## [Instructions to follow]
Collect all lines from the records below that include the word "questions".

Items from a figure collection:
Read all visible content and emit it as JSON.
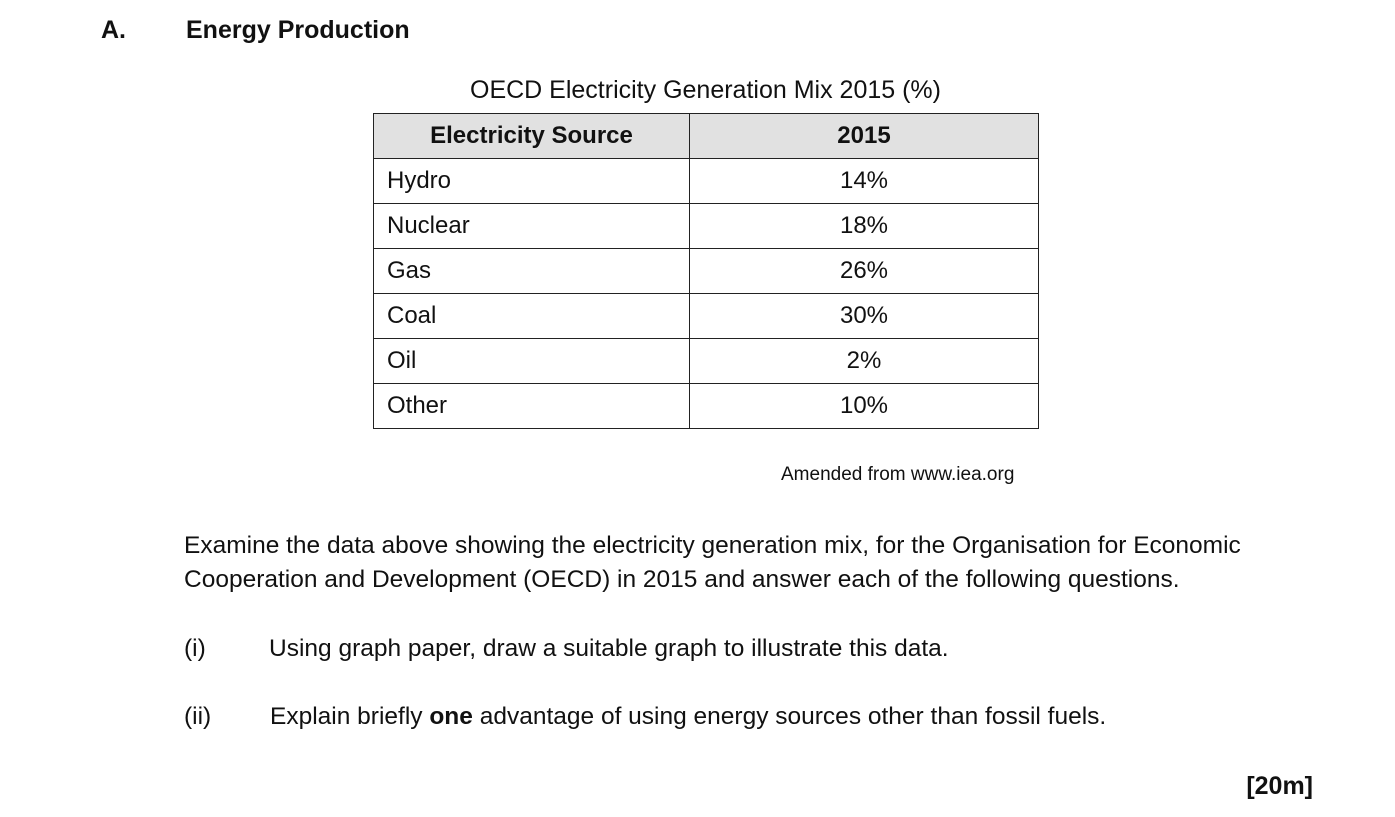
{
  "section": {
    "letter": "A.",
    "title": "Energy Production"
  },
  "table": {
    "caption": "OECD Electricity Generation Mix 2015 (%)",
    "headers": [
      "Electricity Source",
      "2015"
    ],
    "rows": [
      {
        "source": "Hydro",
        "value": "14%"
      },
      {
        "source": "Nuclear",
        "value": "18%"
      },
      {
        "source": "Gas",
        "value": "26%"
      },
      {
        "source": "Coal",
        "value": "30%"
      },
      {
        "source": "Oil",
        "value": "2%"
      },
      {
        "source": "Other",
        "value": "10%"
      }
    ],
    "source_note": "Amended from www.iea.org",
    "header_bg": "#e1e1e1"
  },
  "instructions": "Examine the data above showing the electricity generation mix, for the Organisation for Economic Cooperation and Development (OECD) in 2015 and answer each of the following questions.",
  "questions": [
    {
      "number": "(i)",
      "text": "Using graph paper, draw a suitable graph to illustrate this data."
    },
    {
      "number": "(ii)",
      "text_before": "Explain briefly ",
      "text_bold": "one",
      "text_after": " advantage of using energy sources other than fossil fuels."
    }
  ],
  "marks": "[20m]"
}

## [Task result]
  "instructions": "Examine the data above showing the electricity generation mix, for the Organisation for Economic Cooperation and Development (OECD) in 2015 and answer each of the following questions.",
  "questions": [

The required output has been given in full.